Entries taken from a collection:
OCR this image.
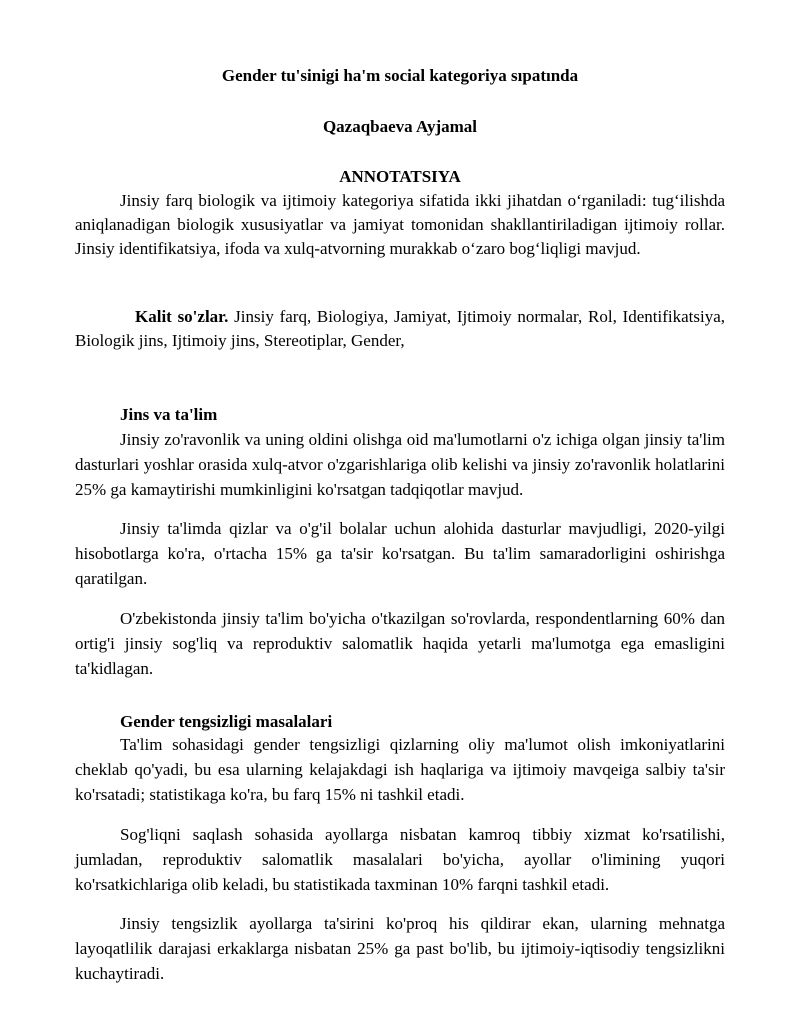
Gender tu'sinigi ha'm social kategoriya sıpatında
Qazaqbaeva Ayjamal
ANNOTATSIYA
Jinsiy farq biologik va ijtimoiy kategoriya sifatida ikki jihatdan o‘rganiladi: tug‘ilishda aniqlanadigan biologik xususiyatlar va jamiyat tomonidan shakllantiriladigan ijtimoiy rollar. Jinsiy identifikatsiya, ifoda va xulq-atvorning murakkab o‘zaro bog‘liqligi mavjud.
Kalit so'zlar. Jinsiy farq, Biologiya, Jamiyat, Ijtimoiy normalar, Rol, Identifikatsiya, Biologik jins, Ijtimoiy jins, Stereotiplar, Gender,
Jins va ta'lim
Jinsiy zo'ravonlik va uning oldini olishga oid ma'lumotlarni o'z ichiga olgan jinsiy ta'lim dasturlari yoshlar orasida xulq-atvor o'zgarishlariga olib kelishi va jinsiy zo'ravonlik holatlarini 25% ga kamaytirishi mumkinligini ko'rsatgan tadqiqotlar mavjud.
Jinsiy ta'limda qizlar va o'g'il bolalar uchun alohida dasturlar mavjudligi, 2020-yilgi hisobotlarga ko'ra, o'rtacha 15% ga ta'sir ko'rsatgan. Bu ta'lim samaradorligini oshirishga qaratilgan.
O'zbekistonda jinsiy ta'lim bo'yicha o'tkazilgan so'rovlarda, respondentlarning 60% dan ortig'i jinsiy sog'liq va reproduktiv salomatlik haqida yetarli ma'lumotga ega emasligini ta'kidlagan.
Gender tengsizligi masalalari
Ta'lim sohasidagi gender tengsizligi qizlarning oliy ma'lumot olish imkoniyatlarini cheklab qo'yadi, bu esa ularning kelajakdagi ish haqlariga va ijtimoiy mavqeiga salbiy ta'sir ko'rsatadi; statistikaga ko'ra, bu farq 15% ni tashkil etadi.
Sog'liqni saqlash sohasida ayollarga nisbatan kamroq tibbiy xizmat ko'rsatilishi, jumladan, reproduktiv salomatlik masalalari bo'yicha, ayollar o'limining yuqori ko'rsatkichlariga olib keladi, bu statistikada taxminan 10% farqni tashkil etadi.
Jinsiy tengsizlik ayollarga ta'sirini ko'proq his qildirar ekan, ularning mehnatga layoqatlilik darajasi erkaklarga nisbatan 25% ga past bo'lib, bu ijtimoiy-iqtisodiy tengsizlikni kuchaytiradi.
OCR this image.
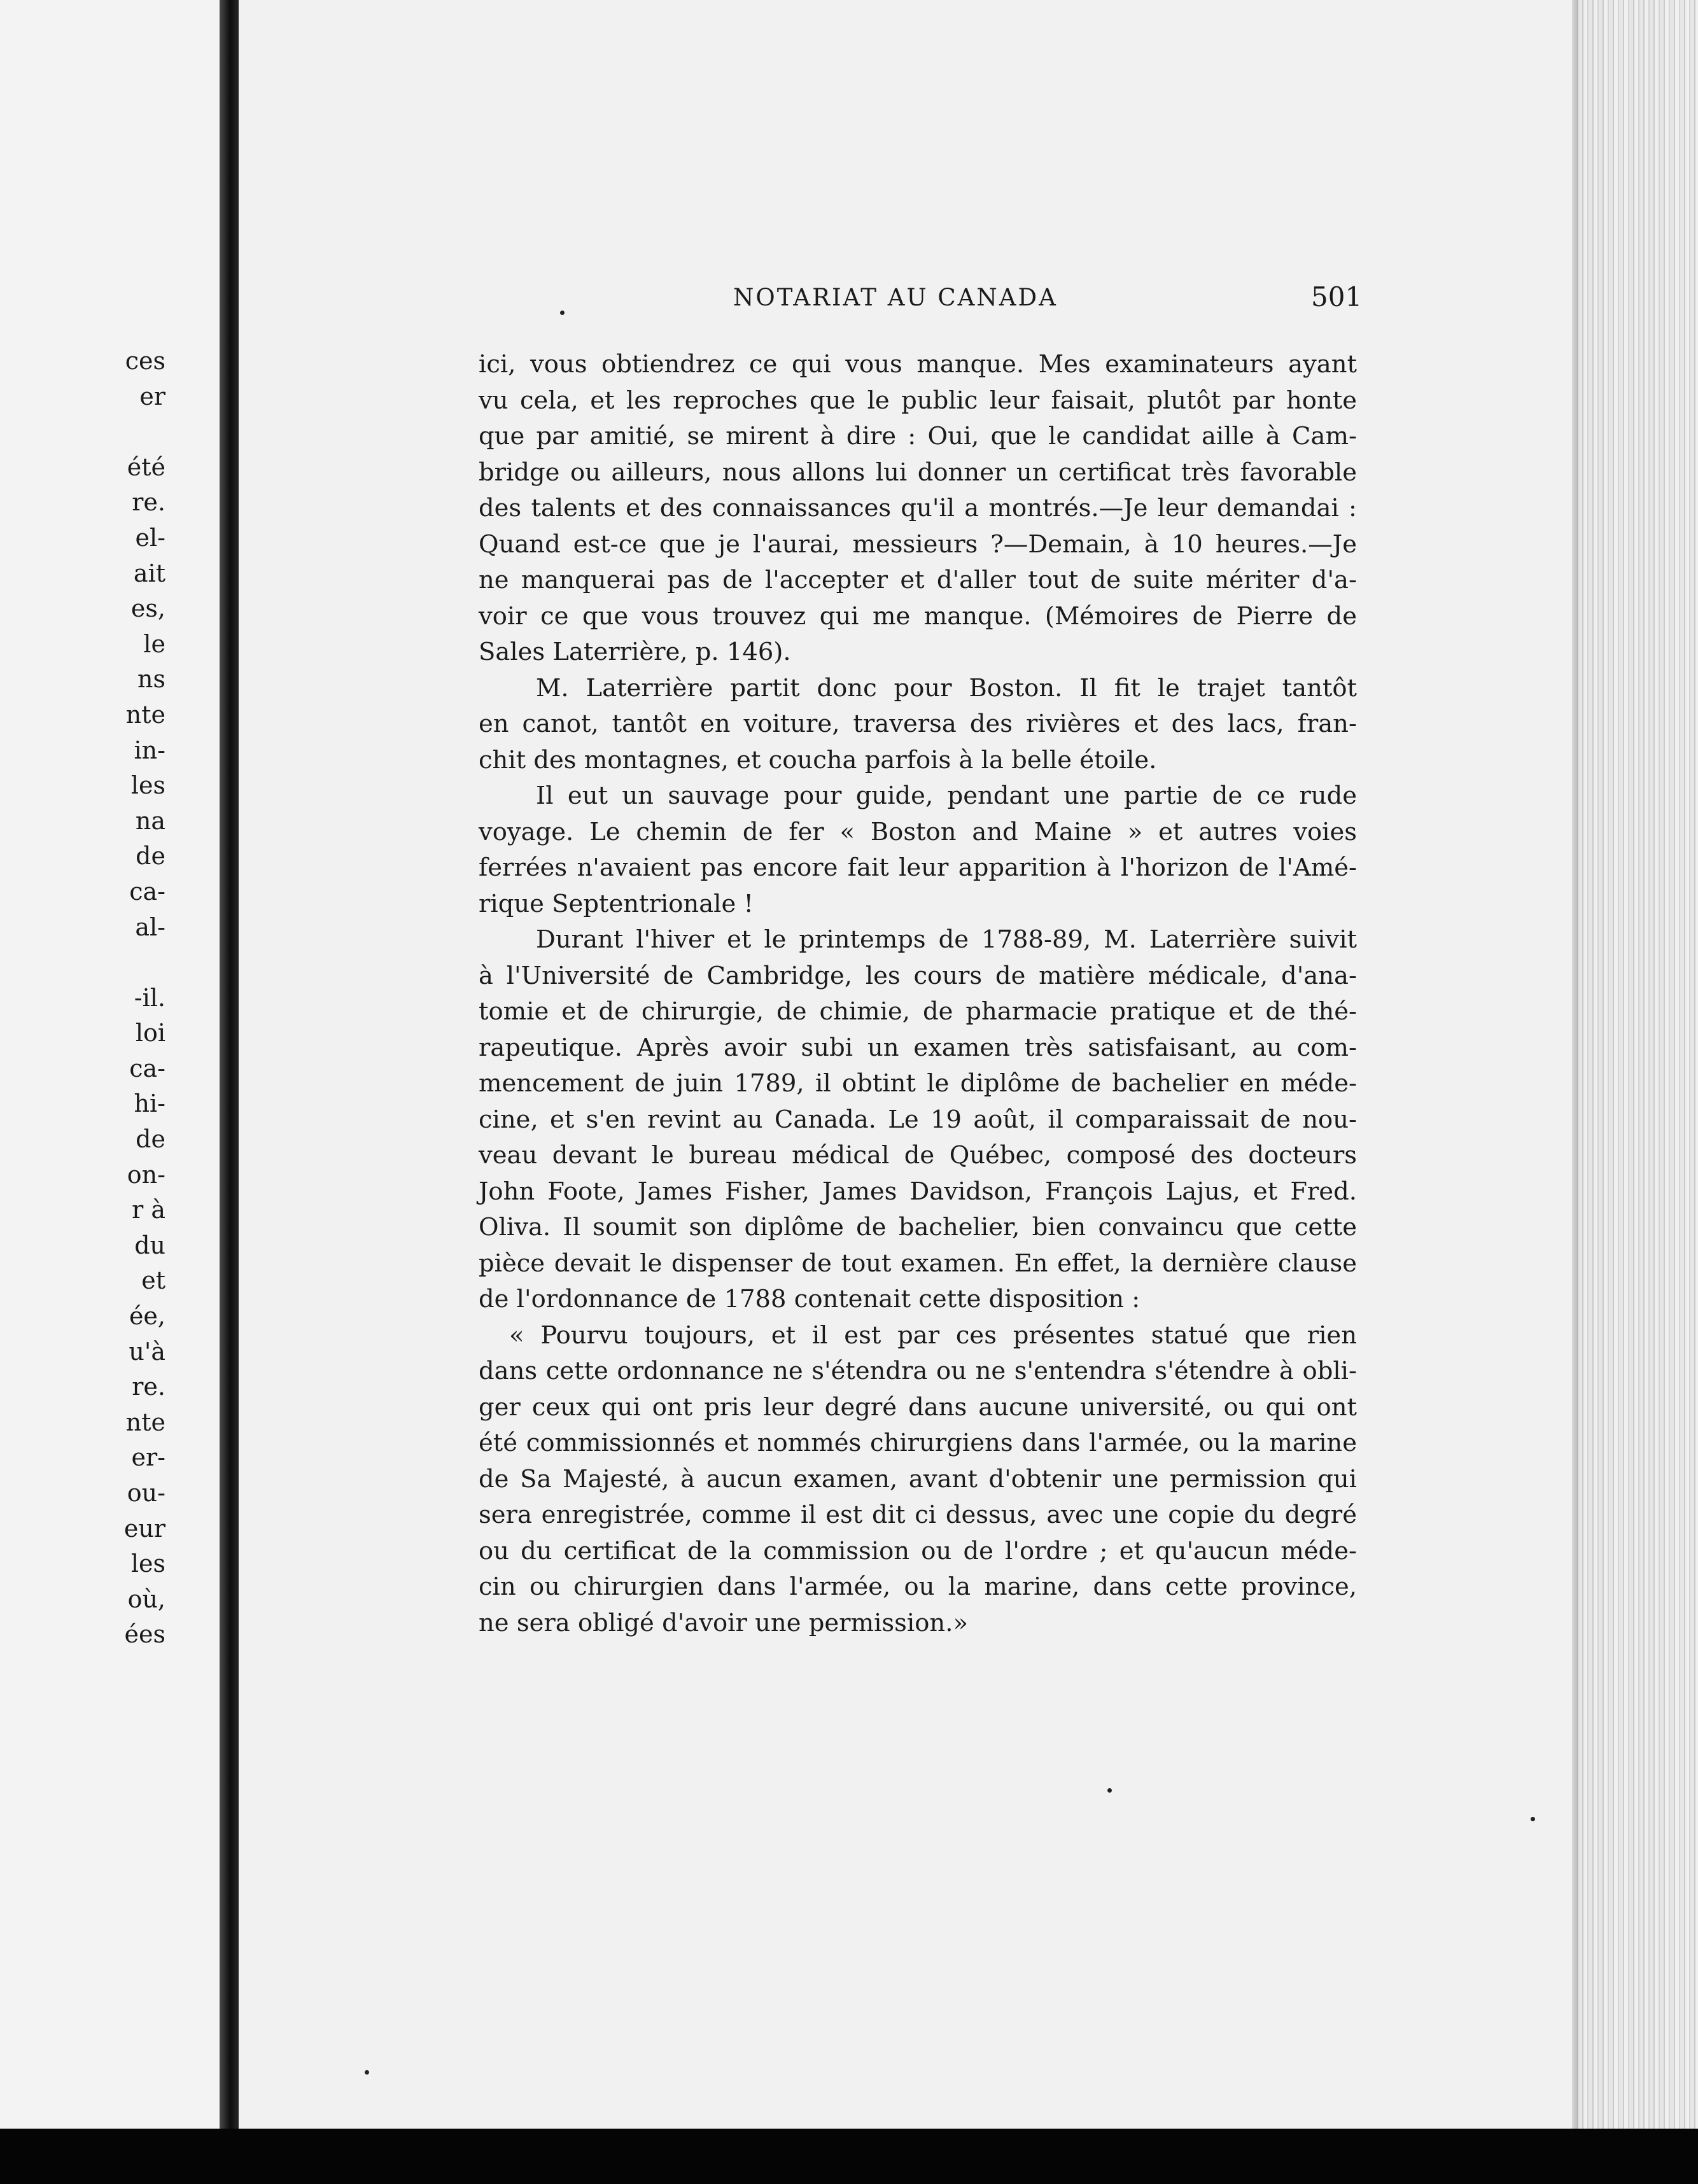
ces
er
été
re.
el-
ait
es,
le
ns
nte
in-
les
na
de
ca-
al-
-il.
loi
ca-
hi-
de
on-
r à
du
et
ée,
u'à
re.
nte
er-
ou-
eur
les
où,
ées
NOTARIAT AU CANADA	501
ici, vous obtiendrez ce qui vous manque. Mes examinateurs ayant
vu cela, et les reproches que le public leur faisait, plutôt par honte
que par amitié, se mirent à dire : Oui, que le candidat aille à Cam-
bridge ou ailleurs, nous allons lui donner un certificat très favorable
des talents et des connaissances qu'il a montrés.—Je leur demandai :
Quand est-ce que je l'aurai, messieurs ?—Demain, à 10 heures.—Je
ne manquerai pas de l'accepter et d'aller tout de suite mériter d'a-
voir ce que vous trouvez qui me manque. (Mémoires de Pierre de
Sales Laterrière, p. 146).
M. Laterrière partit donc pour Boston. Il fit le trajet tantôt
en canot, tantôt en voiture, traversa des rivières et des lacs, fran-
chit des montagnes, et coucha parfois à la belle étoile.
Il eut un sauvage pour guide, pendant une partie de ce rude
voyage. Le chemin de fer « Boston and Maine » et autres voies
ferrées n'avaient pas encore fait leur apparition à l'horizon de l'Amé-
rique Septentrionale !
Durant l'hiver et le printemps de 1788-89, M. Laterrière suivit
à l'Université de Cambridge, les cours de matière médicale, d'ana-
tomie et de chirurgie, de chimie, de pharmacie pratique et de thé-
rapeutique. Après avoir subi un examen très satisfaisant, au com-
mencement de juin 1789, il obtint le diplôme de bachelier en méde-
cine, et s'en revint au Canada. Le 19 août, il comparaissait de nou-
veau devant le bureau médical de Québec, composé des docteurs
John Foote, James Fisher, James Davidson, François Lajus, et Fred.
Oliva. Il soumit son diplôme de bachelier, bien convaincu que cette
pièce devait le dispenser de tout examen. En effet, la dernière clause
de l'ordonnance de 1788 contenait cette disposition :
« Pourvu toujours, et il est par ces présentes statué que rien
dans cette ordonnance ne s'étendra ou ne s'entendra s'étendre à obli-
ger ceux qui ont pris leur degré dans aucune université, ou qui ont
été commissionnés et nommés chirurgiens dans l'armée, ou la marine
de Sa Majesté, à aucun examen, avant d'obtenir une permission qui
sera enregistrée, comme il est dit ci dessus, avec une copie du degré
ou du certificat de la commission ou de l'ordre ; et qu'aucun méde-
cin ou chirurgien dans l'armée, ou la marine, dans cette province,
ne sera obligé d'avoir une permission.»
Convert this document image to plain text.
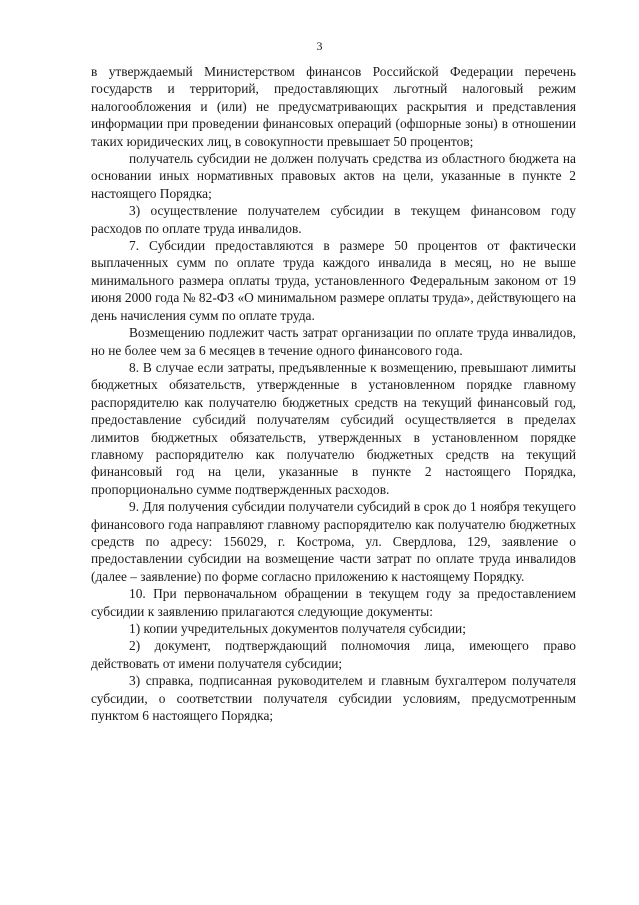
3

в утверждаемый Министерством финансов Российской Федерации перечень государств и территорий, предоставляющих льготный налоговый режим налогообложения и (или) не предусматривающих раскрытия и представления информации при проведении финансовых операций (офшорные зоны) в отношении таких юридических лиц, в совокупности превышает 50 процентов;

получатель субсидии не должен получать средства из областного бюджета на основании иных нормативных правовых актов на цели, указанные в пункте 2 настоящего Порядка;

3) осуществление получателем субсидии в текущем финансовом году расходов по оплате труда инвалидов.

7. Субсидии предоставляются в размере 50 процентов от фактически выплаченных сумм по оплате труда каждого инвалида в месяц, но не выше минимального размера оплаты труда, установленного Федеральным законом от 19 июня 2000 года № 82-ФЗ «О минимальном размере оплаты труда», действующего на день начисления сумм по оплате труда.

Возмещению подлежит часть затрат организации по оплате труда инвалидов, но не более чем за 6 месяцев в течение одного финансового года.

8. В случае если затраты, предъявленные к возмещению, превышают лимиты бюджетных обязательств, утвержденные в установленном порядке главному распорядителю как получателю бюджетных средств на текущий финансовый год, предоставление субсидий получателям субсидий осуществляется в пределах лимитов бюджетных обязательств, утвержденных в установленном порядке главному распорядителю как получателю бюджетных средств на текущий финансовый год на цели, указанные в пункте 2 настоящего Порядка, пропорционально сумме подтвержденных расходов.

9. Для получения субсидии получатели субсидий в срок до 1 ноября текущего финансового года направляют главному распорядителю как получателю бюджетных средств по адресу: 156029, г. Кострома, ул. Свердлова, 129, заявление о предоставлении субсидии на возмещение части затрат по оплате труда инвалидов (далее – заявление) по форме согласно приложению к настоящему Порядку.

10. При первоначальном обращении в текущем году за предоставлением субсидии к заявлению прилагаются следующие документы:

1) копии учредительных документов получателя субсидии;

2) документ, подтверждающий полномочия лица, имеющего право действовать от имени получателя субсидии;

3) справка, подписанная руководителем и главным бухгалтером получателя субсидии, о соответствии получателя субсидии условиям, предусмотренным пунктом 6 настоящего Порядка;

SHORT PROBLEM: Determine how many lines in the listing above hold the string "Boston", then write only the number.

TASK RESPONSE: 2